start
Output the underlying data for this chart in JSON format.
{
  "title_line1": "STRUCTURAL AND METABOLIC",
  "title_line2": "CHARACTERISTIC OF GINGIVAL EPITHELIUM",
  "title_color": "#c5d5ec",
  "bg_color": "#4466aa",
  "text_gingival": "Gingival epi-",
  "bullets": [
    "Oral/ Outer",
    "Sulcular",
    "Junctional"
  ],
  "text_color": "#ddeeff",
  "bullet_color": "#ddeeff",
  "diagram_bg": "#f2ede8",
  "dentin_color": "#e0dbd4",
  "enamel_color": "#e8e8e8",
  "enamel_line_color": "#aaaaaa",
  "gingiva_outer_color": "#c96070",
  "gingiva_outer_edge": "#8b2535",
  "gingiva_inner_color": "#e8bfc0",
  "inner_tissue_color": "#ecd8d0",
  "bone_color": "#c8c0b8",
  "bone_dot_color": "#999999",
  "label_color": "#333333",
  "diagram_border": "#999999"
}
end
▶ **The problem**
Write out every record shown above, word for word.

▶ **Task result**
Output the underlying data for this chart in JSON format.
{
  "title_line1": "STRUCTURAL AND METABOLIC",
  "title_line2": "CHARACTERISTIC OF GINGIVAL EPITHELIUM",
  "title_color": "#c5d5ec",
  "bg_color": "#4466aa",
  "text_gingival": "Gingival epi-",
  "bullets": [
    "Oral/ Outer",
    "Sulcular",
    "Junctional"
  ],
  "text_color": "#ddeeff",
  "bullet_color": "#ddeeff",
  "diagram_bg": "#f2ede8",
  "dentin_color": "#e0dbd4",
  "enamel_color": "#e8e8e8",
  "enamel_line_color": "#aaaaaa",
  "gingiva_outer_color": "#c96070",
  "gingiva_outer_edge": "#8b2535",
  "gingiva_inner_color": "#e8bfc0",
  "inner_tissue_color": "#ecd8d0",
  "bone_color": "#c8c0b8",
  "bone_dot_color": "#999999",
  "label_color": "#333333",
  "diagram_border": "#999999"
}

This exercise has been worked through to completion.